Repeat every line of the listing below exactly, minus the pictures.

[Dataset excerpts start]

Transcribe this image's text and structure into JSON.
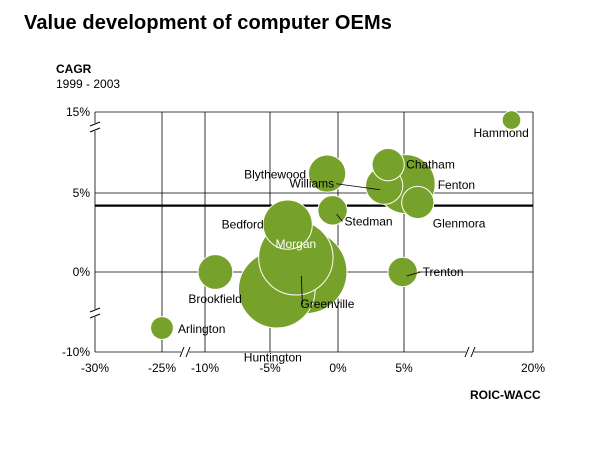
{
  "title": "Value development of computer OEMs",
  "y_axis": {
    "label": "CAGR",
    "sublabel": "1999 - 2003"
  },
  "x_axis": {
    "label": "ROIC-WACC"
  },
  "chart_data": {
    "type": "scatter",
    "title": "Value development of computer OEMs",
    "xlabel": "ROIC-WACC",
    "ylabel": "CAGR 1999 - 2003",
    "x_ticks": [
      "-30%",
      "-25%",
      "-10%",
      "-5%",
      "0%",
      "5%",
      "20%"
    ],
    "y_ticks": [
      "15%",
      "5%",
      "0%",
      "-10%"
    ],
    "x_axis_breaks": [
      "between -30% and -25%",
      "between -25% and -10%",
      "between 5% and 20%"
    ],
    "y_axis_breaks": [
      "between 5% and 15%",
      "between -10% and 0%"
    ],
    "reference_line_y": 4.2,
    "bubble_color": "#76A12A",
    "label_color": "#000000",
    "points": [
      {
        "name": "Hammond",
        "x": 17.5,
        "y": 14.0,
        "size": 1
      },
      {
        "name": "Chatham",
        "x": 3.8,
        "y": 8.5,
        "size": 3
      },
      {
        "name": "Blythewood",
        "x": -0.8,
        "y": 7.4,
        "size": 4
      },
      {
        "name": "Fenton",
        "x": 5.2,
        "y": 6.1,
        "size": 10
      },
      {
        "name": "Williams",
        "x": 3.5,
        "y": 5.9,
        "size": 4
      },
      {
        "name": "Glenmora",
        "x": 6.6,
        "y": 4.4,
        "size": 3
      },
      {
        "name": "Stedman",
        "x": -0.4,
        "y": 3.9,
        "size": 2.5
      },
      {
        "name": "Bedford",
        "x": -3.7,
        "y": 3.0,
        "size": 7
      },
      {
        "name": "Morgan",
        "x": -3.1,
        "y": 0.9,
        "size": 16
      },
      {
        "name": "Greenville",
        "x": -2.4,
        "y": 0.0,
        "size": 20
      },
      {
        "name": "Trenton",
        "x": 4.9,
        "y": 0.0,
        "size": 2.5
      },
      {
        "name": "Brookfield",
        "x": -9.2,
        "y": 0.0,
        "size": 3.5
      },
      {
        "name": "Huntington",
        "x": -4.5,
        "y": -2.2,
        "size": 17
      },
      {
        "name": "Arlington",
        "x": -25.0,
        "y": -7.0,
        "size": 1.5
      }
    ]
  }
}
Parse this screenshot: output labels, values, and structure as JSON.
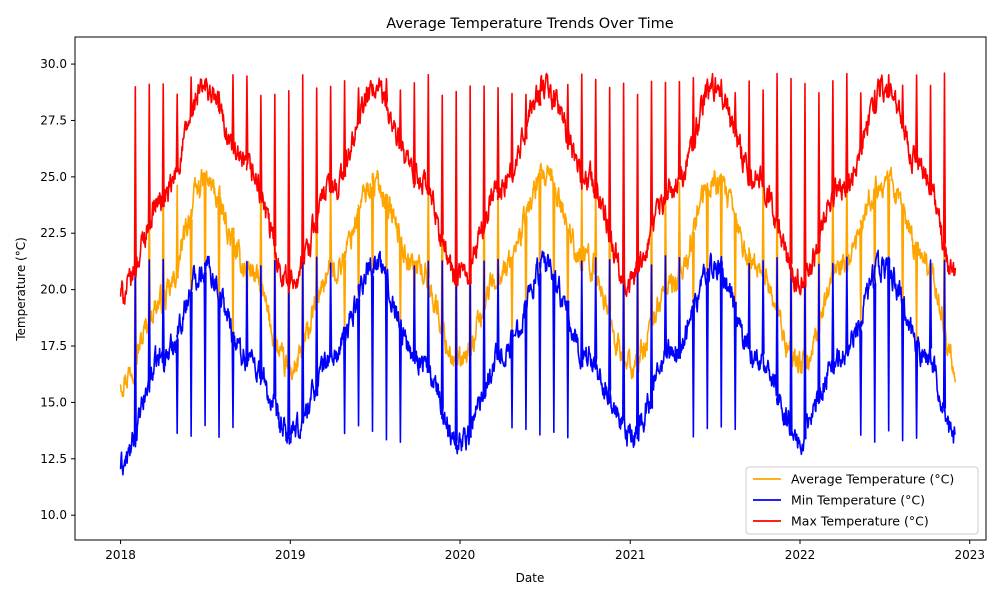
{
  "chart_data": {
    "type": "line",
    "title": "Average Temperature Trends Over Time",
    "xlabel": "Date",
    "ylabel": "Temperature (°C)",
    "xlim": [
      "2017-09-25",
      "2023-02-05"
    ],
    "ylim": [
      8.9,
      31.2
    ],
    "x_ticks": [
      "2018",
      "2019",
      "2020",
      "2021",
      "2022",
      "2023"
    ],
    "y_ticks": [
      "10.0",
      "12.5",
      "15.0",
      "17.5",
      "20.0",
      "22.5",
      "25.0",
      "27.5",
      "30.0"
    ],
    "grid": false,
    "legend_position": "lower right",
    "x_start": "2018-01-01",
    "x_end": "2022-12-01",
    "series": [
      {
        "name": "Average Temperature (°C)",
        "color": "#ffa500",
        "x": [
          "2018-01-01",
          "2018-04-01",
          "2018-07-01",
          "2018-10-01",
          "2019-01-01",
          "2019-04-01",
          "2019-07-01",
          "2019-10-01",
          "2020-01-01",
          "2020-04-01",
          "2020-07-01",
          "2020-10-01",
          "2021-01-01",
          "2021-04-01",
          "2021-07-01",
          "2021-10-01",
          "2022-01-01",
          "2022-04-01",
          "2022-07-01",
          "2022-10-01",
          "2022-12-01"
        ],
        "values": [
          16.0,
          19.5,
          24.8,
          21.0,
          16.4,
          20.8,
          24.7,
          21.0,
          16.7,
          20.9,
          24.9,
          21.2,
          16.6,
          20.2,
          24.8,
          21.0,
          16.6,
          20.9,
          24.9,
          21.2,
          16.7
        ]
      },
      {
        "name": "Min Temperature (°C)",
        "color": "#0000ff",
        "x": [
          "2018-01-01",
          "2018-04-01",
          "2018-07-01",
          "2018-10-01",
          "2019-01-01",
          "2019-04-01",
          "2019-07-01",
          "2019-10-01",
          "2020-01-01",
          "2020-04-01",
          "2020-07-01",
          "2020-10-01",
          "2021-01-01",
          "2021-04-01",
          "2021-07-01",
          "2021-10-01",
          "2022-01-01",
          "2022-04-01",
          "2022-07-01",
          "2022-10-01",
          "2022-12-01"
        ],
        "values": [
          12.2,
          17.0,
          21.0,
          17.0,
          13.5,
          17.0,
          21.2,
          17.0,
          13.3,
          17.2,
          21.0,
          17.0,
          13.5,
          17.2,
          21.0,
          17.0,
          13.5,
          17.3,
          21.0,
          17.0,
          13.5
        ]
      },
      {
        "name": "Max Temperature (°C)",
        "color": "#ff0000",
        "x": [
          "2018-01-01",
          "2018-04-01",
          "2018-07-01",
          "2018-10-01",
          "2019-01-01",
          "2019-04-01",
          "2019-07-01",
          "2019-10-01",
          "2020-01-01",
          "2020-04-01",
          "2020-07-01",
          "2020-10-01",
          "2021-01-01",
          "2021-04-01",
          "2021-07-01",
          "2021-10-01",
          "2022-01-01",
          "2022-04-01",
          "2022-07-01",
          "2022-10-01",
          "2022-12-01"
        ],
        "values": [
          19.8,
          24.0,
          28.9,
          25.3,
          20.4,
          24.5,
          28.8,
          25.0,
          20.5,
          24.6,
          28.9,
          25.0,
          20.4,
          24.5,
          28.9,
          25.0,
          20.4,
          24.6,
          28.8,
          25.0,
          20.4
        ]
      }
    ]
  }
}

[Dataset excerpts end]

*Expected answer*
Transcribe this image's text and structure into JSON.
{
  "title": "Value development of computer OEMs",
  "y_axis": {
    "label": "CAGR",
    "sublabel": "1999 - 2003"
  },
  "x_axis": {
    "label": "ROIC-WACC"
  },
  "chart_data": {
    "type": "scatter",
    "title": "Value development of computer OEMs",
    "xlabel": "ROIC-WACC",
    "ylabel": "CAGR 1999 - 2003",
    "x_ticks": [
      "-30%",
      "-25%",
      "-10%",
      "-5%",
      "0%",
      "5%",
      "20%"
    ],
    "y_ticks": [
      "15%",
      "5%",
      "0%",
      "-10%"
    ],
    "x_axis_breaks": [
      "between -30% and -25%",
      "between -25% and -10%",
      "between 5% and 20%"
    ],
    "y_axis_breaks": [
      "between 5% and 15%",
      "between -10% and 0%"
    ],
    "reference_line_y": 4.2,
    "bubble_color": "#76A12A",
    "label_color": "#000000",
    "points": [
      {
        "name": "Hammond",
        "x": 17.5,
        "y": 14.0,
        "size": 1
      },
      {
        "name": "Chatham",
        "x": 3.8,
        "y": 8.5,
        "size": 3
      },
      {
        "name": "Blythewood",
        "x": -0.8,
        "y": 7.4,
        "size": 4
      },
      {
        "name": "Fenton",
        "x": 5.2,
        "y": 6.1,
        "size": 10
      },
      {
        "name": "Williams",
        "x": 3.5,
        "y": 5.9,
        "size": 4
      },
      {
        "name": "Glenmora",
        "x": 6.6,
        "y": 4.4,
        "size": 3
      },
      {
        "name": "Stedman",
        "x": -0.4,
        "y": 3.9,
        "size": 2.5
      },
      {
        "name": "Bedford",
        "x": -3.7,
        "y": 3.0,
        "size": 7
      },
      {
        "name": "Morgan",
        "x": -3.1,
        "y": 0.9,
        "size": 16
      },
      {
        "name": "Greenville",
        "x": -2.4,
        "y": 0.0,
        "size": 20
      },
      {
        "name": "Trenton",
        "x": 4.9,
        "y": 0.0,
        "size": 2.5
      },
      {
        "name": "Brookfield",
        "x": -9.2,
        "y": 0.0,
        "size": 3.5
      },
      {
        "name": "Huntington",
        "x": -4.5,
        "y": -2.2,
        "size": 17
      },
      {
        "name": "Arlington",
        "x": -25.0,
        "y": -7.0,
        "size": 1.5
      }
    ]
  }
}
Parse this screenshot: output labels, values, and structure as JSON.
{
  "chart_data": {
    "type": "line",
    "title": "Average Temperature Trends Over Time",
    "xlabel": "Date",
    "ylabel": "Temperature (°C)",
    "xlim": [
      "2017-09-25",
      "2023-02-05"
    ],
    "ylim": [
      8.9,
      31.2
    ],
    "x_ticks": [
      "2018",
      "2019",
      "2020",
      "2021",
      "2022",
      "2023"
    ],
    "y_ticks": [
      "10.0",
      "12.5",
      "15.0",
      "17.5",
      "20.0",
      "22.5",
      "25.0",
      "27.5",
      "30.0"
    ],
    "grid": false,
    "legend_position": "lower right",
    "x_start": "2018-01-01",
    "x_end": "2022-12-01",
    "series": [
      {
        "name": "Average Temperature (°C)",
        "color": "#ffa500",
        "x": [
          "2018-01-01",
          "2018-04-01",
          "2018-07-01",
          "2018-10-01",
          "2019-01-01",
          "2019-04-01",
          "2019-07-01",
          "2019-10-01",
          "2020-01-01",
          "2020-04-01",
          "2020-07-01",
          "2020-10-01",
          "2021-01-01",
          "2021-04-01",
          "2021-07-01",
          "2021-10-01",
          "2022-01-01",
          "2022-04-01",
          "2022-07-01",
          "2022-10-01",
          "2022-12-01"
        ],
        "values": [
          16.0,
          19.5,
          24.8,
          21.0,
          16.4,
          20.8,
          24.7,
          21.0,
          16.7,
          20.9,
          24.9,
          21.2,
          16.6,
          20.2,
          24.8,
          21.0,
          16.6,
          20.9,
          24.9,
          21.2,
          16.7
        ]
      },
      {
        "name": "Min Temperature (°C)",
        "color": "#0000ff",
        "x": [
          "2018-01-01",
          "2018-04-01",
          "2018-07-01",
          "2018-10-01",
          "2019-01-01",
          "2019-04-01",
          "2019-07-01",
          "2019-10-01",
          "2020-01-01",
          "2020-04-01",
          "2020-07-01",
          "2020-10-01",
          "2021-01-01",
          "2021-04-01",
          "2021-07-01",
          "2021-10-01",
          "2022-01-01",
          "2022-04-01",
          "2022-07-01",
          "2022-10-01",
          "2022-12-01"
        ],
        "values": [
          12.2,
          17.0,
          21.0,
          17.0,
          13.5,
          17.0,
          21.2,
          17.0,
          13.3,
          17.2,
          21.0,
          17.0,
          13.5,
          17.2,
          21.0,
          17.0,
          13.5,
          17.3,
          21.0,
          17.0,
          13.5
        ]
      },
      {
        "name": "Max Temperature (°C)",
        "color": "#ff0000",
        "x": [
          "2018-01-01",
          "2018-04-01",
          "2018-07-01",
          "2018-10-01",
          "2019-01-01",
          "2019-04-01",
          "2019-07-01",
          "2019-10-01",
          "2020-01-01",
          "2020-04-01",
          "2020-07-01",
          "2020-10-01",
          "2021-01-01",
          "2021-04-01",
          "2021-07-01",
          "2021-10-01",
          "2022-01-01",
          "2022-04-01",
          "2022-07-01",
          "2022-10-01",
          "2022-12-01"
        ],
        "values": [
          19.8,
          24.0,
          28.9,
          25.3,
          20.4,
          24.5,
          28.8,
          25.0,
          20.5,
          24.6,
          28.9,
          25.0,
          20.4,
          24.5,
          28.9,
          25.0,
          20.4,
          24.6,
          28.8,
          25.0,
          20.4
        ]
      }
    ]
  }
}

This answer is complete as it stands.